◆ **REQUEST**
Count the lines in the items below that contain the string "stránka", where case counts, and reply with the number alone.

(Source data)
— Start —

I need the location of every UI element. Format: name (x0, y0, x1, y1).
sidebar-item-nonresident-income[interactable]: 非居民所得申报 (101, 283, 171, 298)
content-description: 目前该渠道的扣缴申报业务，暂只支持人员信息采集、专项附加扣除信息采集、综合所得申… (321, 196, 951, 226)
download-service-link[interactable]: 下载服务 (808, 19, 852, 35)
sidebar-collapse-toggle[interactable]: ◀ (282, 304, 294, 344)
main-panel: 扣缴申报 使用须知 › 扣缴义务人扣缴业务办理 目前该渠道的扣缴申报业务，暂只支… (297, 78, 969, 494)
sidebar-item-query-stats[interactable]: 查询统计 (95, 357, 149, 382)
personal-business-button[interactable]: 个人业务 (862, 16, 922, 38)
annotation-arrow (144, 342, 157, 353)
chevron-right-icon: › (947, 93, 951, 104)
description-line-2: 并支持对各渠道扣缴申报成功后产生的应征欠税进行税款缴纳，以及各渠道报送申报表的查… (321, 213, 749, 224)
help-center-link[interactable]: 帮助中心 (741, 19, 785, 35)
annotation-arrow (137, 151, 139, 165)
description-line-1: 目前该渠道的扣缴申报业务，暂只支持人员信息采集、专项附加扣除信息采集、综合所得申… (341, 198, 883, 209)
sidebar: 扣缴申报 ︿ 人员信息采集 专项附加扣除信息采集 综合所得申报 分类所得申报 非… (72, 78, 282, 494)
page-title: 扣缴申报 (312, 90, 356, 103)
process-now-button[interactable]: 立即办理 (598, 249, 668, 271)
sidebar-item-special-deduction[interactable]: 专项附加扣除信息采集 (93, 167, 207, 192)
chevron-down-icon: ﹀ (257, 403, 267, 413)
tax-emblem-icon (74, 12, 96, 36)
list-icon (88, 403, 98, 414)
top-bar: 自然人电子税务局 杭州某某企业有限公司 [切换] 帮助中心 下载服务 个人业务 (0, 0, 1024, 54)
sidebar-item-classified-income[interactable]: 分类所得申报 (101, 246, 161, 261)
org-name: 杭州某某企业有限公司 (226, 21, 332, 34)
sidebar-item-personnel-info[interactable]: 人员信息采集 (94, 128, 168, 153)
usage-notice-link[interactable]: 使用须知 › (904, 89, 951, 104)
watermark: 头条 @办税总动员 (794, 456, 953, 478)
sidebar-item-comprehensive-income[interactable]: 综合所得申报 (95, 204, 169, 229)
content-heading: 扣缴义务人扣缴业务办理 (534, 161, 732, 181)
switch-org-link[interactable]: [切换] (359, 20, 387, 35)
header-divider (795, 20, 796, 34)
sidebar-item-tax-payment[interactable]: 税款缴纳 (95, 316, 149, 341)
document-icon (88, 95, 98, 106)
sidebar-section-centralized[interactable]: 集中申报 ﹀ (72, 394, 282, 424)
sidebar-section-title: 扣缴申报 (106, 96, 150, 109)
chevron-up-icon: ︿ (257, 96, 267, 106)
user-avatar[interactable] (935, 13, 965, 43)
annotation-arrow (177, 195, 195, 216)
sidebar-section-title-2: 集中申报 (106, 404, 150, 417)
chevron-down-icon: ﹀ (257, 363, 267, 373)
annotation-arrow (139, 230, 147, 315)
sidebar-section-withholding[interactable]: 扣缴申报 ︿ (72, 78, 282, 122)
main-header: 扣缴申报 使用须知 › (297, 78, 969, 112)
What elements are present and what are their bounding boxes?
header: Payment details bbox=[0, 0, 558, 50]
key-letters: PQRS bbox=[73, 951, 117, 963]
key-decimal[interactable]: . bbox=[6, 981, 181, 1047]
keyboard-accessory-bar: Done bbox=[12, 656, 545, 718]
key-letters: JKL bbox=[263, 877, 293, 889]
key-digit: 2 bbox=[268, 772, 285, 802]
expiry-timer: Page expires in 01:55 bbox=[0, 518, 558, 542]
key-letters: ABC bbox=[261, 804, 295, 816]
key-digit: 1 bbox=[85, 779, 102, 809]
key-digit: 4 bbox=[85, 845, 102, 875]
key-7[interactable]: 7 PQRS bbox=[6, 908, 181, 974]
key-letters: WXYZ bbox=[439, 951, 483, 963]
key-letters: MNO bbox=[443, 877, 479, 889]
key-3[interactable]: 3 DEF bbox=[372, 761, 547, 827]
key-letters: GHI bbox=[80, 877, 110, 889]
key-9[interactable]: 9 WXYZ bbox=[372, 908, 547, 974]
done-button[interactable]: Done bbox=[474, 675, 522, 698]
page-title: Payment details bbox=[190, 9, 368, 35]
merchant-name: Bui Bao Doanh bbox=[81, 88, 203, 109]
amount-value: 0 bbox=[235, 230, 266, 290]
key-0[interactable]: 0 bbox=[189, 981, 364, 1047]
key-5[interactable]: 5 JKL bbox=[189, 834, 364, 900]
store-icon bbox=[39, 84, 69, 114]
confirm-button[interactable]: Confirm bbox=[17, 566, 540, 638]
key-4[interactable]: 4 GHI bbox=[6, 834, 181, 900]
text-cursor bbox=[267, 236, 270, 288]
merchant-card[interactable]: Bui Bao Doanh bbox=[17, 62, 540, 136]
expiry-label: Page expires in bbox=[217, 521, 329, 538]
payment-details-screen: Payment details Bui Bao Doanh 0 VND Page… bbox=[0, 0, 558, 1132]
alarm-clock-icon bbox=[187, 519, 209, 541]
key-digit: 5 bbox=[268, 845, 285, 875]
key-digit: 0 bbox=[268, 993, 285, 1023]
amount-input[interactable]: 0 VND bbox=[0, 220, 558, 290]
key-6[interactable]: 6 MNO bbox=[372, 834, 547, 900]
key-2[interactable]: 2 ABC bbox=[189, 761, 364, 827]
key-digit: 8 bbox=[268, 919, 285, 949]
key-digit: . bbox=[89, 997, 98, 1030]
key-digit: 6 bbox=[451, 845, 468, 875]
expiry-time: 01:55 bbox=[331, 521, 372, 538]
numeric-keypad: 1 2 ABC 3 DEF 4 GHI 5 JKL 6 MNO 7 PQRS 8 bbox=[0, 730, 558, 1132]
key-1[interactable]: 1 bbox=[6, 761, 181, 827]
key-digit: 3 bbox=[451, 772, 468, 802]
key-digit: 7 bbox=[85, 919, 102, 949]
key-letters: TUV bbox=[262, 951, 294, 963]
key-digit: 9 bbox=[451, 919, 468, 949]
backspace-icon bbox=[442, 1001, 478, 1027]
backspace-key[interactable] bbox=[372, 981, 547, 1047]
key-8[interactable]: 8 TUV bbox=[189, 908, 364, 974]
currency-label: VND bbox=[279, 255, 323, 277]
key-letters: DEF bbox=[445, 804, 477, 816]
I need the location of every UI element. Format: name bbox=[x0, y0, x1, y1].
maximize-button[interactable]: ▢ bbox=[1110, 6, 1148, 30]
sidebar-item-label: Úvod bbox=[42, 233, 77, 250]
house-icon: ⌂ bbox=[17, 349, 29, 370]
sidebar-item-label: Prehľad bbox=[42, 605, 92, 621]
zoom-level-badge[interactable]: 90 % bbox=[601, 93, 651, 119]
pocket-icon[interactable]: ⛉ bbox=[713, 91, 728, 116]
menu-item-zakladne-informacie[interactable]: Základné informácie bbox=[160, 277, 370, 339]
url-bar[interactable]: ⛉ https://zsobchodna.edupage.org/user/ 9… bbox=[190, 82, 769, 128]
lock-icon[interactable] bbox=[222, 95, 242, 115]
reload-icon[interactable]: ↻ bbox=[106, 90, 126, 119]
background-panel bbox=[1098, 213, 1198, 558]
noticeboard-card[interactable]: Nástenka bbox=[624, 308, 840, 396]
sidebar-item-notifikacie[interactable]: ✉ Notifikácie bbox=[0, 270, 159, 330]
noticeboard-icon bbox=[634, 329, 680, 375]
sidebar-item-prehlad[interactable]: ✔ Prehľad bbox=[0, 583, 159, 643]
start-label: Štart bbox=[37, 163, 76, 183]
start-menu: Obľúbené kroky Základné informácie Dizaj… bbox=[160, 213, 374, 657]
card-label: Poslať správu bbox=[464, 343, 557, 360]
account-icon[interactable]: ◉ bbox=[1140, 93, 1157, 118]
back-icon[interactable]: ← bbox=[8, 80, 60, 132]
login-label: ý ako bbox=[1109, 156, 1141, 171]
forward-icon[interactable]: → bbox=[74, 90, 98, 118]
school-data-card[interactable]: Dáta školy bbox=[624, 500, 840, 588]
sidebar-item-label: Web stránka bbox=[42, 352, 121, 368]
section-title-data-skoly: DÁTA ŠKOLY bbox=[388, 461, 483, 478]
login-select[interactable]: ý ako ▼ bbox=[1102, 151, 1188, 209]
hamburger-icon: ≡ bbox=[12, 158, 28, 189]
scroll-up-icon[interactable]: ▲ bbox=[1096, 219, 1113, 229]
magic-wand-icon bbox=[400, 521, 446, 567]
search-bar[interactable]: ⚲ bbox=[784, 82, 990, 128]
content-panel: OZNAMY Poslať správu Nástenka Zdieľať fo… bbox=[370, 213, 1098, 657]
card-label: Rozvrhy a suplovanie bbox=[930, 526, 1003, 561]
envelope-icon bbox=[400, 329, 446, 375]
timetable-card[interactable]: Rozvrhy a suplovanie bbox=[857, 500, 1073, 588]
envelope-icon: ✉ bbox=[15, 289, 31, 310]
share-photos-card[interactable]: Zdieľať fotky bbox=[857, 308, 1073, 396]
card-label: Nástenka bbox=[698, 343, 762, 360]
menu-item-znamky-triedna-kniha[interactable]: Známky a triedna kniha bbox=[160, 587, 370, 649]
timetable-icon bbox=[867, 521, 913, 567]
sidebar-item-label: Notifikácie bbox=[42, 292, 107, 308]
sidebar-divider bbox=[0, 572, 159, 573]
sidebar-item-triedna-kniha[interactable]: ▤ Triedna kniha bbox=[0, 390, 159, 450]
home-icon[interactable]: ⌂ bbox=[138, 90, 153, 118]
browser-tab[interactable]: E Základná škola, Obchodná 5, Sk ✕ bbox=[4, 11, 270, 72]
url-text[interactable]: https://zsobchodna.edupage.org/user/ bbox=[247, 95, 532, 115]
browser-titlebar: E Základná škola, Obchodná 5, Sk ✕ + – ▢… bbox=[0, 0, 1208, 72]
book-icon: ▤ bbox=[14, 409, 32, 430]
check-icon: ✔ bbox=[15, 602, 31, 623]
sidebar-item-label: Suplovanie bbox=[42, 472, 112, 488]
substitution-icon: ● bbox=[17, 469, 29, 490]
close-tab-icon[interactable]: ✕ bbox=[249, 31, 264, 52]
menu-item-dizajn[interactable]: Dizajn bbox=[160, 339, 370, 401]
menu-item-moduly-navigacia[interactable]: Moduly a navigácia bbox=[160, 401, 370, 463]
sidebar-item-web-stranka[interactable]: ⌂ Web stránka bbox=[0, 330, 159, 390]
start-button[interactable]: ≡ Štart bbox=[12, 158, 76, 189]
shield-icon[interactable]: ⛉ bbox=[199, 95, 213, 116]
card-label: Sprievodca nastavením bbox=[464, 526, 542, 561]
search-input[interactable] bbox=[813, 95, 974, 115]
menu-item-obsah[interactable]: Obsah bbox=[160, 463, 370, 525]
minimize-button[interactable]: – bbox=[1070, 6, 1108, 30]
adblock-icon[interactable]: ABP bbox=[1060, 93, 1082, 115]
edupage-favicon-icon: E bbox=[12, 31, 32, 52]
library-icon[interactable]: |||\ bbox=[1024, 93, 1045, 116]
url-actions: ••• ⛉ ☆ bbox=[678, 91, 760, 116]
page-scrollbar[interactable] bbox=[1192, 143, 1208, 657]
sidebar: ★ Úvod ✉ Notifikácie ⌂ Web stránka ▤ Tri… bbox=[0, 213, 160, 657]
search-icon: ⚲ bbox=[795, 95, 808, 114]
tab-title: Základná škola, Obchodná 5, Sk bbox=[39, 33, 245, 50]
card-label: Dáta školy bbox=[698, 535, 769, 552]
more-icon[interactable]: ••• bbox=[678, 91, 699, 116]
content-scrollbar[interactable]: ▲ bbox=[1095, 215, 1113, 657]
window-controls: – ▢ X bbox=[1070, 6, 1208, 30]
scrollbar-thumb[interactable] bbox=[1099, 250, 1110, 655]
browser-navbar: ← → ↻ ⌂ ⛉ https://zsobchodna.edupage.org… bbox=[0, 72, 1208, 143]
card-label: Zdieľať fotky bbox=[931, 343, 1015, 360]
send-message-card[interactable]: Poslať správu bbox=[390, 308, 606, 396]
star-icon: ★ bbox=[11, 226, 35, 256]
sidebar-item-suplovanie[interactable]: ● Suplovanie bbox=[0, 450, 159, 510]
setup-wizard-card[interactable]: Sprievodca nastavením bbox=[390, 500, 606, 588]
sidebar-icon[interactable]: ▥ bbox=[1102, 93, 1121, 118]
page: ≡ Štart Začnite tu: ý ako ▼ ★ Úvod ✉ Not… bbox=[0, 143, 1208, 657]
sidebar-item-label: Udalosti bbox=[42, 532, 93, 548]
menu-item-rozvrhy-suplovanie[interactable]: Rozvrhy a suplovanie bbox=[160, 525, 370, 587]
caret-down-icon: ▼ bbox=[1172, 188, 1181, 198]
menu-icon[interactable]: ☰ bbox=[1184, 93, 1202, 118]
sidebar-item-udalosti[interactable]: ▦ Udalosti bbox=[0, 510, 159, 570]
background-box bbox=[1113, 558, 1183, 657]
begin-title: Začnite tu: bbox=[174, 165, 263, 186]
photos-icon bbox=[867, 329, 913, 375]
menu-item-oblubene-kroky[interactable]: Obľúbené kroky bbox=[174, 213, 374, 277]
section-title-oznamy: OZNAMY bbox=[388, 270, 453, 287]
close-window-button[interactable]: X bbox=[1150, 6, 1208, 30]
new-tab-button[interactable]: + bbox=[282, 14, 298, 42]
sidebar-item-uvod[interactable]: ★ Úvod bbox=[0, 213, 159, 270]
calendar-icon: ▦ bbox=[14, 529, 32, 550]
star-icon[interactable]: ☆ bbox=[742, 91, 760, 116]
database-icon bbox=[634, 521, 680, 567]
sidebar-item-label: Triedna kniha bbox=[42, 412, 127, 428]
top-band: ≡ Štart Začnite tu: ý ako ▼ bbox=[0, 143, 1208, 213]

— End —

◆ **SOLUTION BELOW**
3